Copy every record word for word.
** begin **
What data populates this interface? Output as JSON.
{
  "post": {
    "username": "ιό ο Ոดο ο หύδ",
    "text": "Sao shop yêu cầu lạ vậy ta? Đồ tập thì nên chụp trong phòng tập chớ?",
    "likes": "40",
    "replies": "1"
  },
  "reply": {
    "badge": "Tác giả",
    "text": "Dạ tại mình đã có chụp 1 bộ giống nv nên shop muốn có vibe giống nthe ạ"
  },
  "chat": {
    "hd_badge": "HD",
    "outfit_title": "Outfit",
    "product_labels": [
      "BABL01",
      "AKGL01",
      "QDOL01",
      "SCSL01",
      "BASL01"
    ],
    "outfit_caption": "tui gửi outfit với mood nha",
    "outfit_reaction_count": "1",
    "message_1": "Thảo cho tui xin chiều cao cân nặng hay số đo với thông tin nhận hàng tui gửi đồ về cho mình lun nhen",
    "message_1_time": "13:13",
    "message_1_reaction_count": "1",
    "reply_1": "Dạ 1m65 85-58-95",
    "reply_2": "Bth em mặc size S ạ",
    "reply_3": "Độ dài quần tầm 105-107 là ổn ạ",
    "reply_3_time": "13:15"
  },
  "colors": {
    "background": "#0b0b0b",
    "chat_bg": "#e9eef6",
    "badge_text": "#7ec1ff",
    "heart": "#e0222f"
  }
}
** end **
## EXERCISE SOLUTION
What data populates this interface? Output as JSON.
{
  "post": {
    "username": "ιό ο Ոดο ο หύδ",
    "text": "Sao shop yêu cầu lạ vậy ta? Đồ tập thì nên chụp trong phòng tập chớ?",
    "likes": "40",
    "replies": "1"
  },
  "reply": {
    "badge": "Tác giả",
    "text": "Dạ tại mình đã có chụp 1 bộ giống nv nên shop muốn có vibe giống nthe ạ"
  },
  "chat": {
    "hd_badge": "HD",
    "outfit_title": "Outfit",
    "product_labels": [
      "BABL01",
      "AKGL01",
      "QDOL01",
      "SCSL01",
      "BASL01"
    ],
    "outfit_caption": "tui gửi outfit với mood nha",
    "outfit_reaction_count": "1",
    "message_1": "Thảo cho tui xin chiều cao cân nặng hay số đo với thông tin nhận hàng tui gửi đồ về cho mình lun nhen",
    "message_1_time": "13:13",
    "message_1_reaction_count": "1",
    "reply_1": "Dạ 1m65 85-58-95",
    "reply_2": "Bth em mặc size S ạ",
    "reply_3": "Độ dài quần tầm 105-107 là ổn ạ",
    "reply_3_time": "13:15"
  },
  "colors": {
    "background": "#0b0b0b",
    "chat_bg": "#e9eef6",
    "badge_text": "#7ec1ff",
    "heart": "#e0222f"
  }
}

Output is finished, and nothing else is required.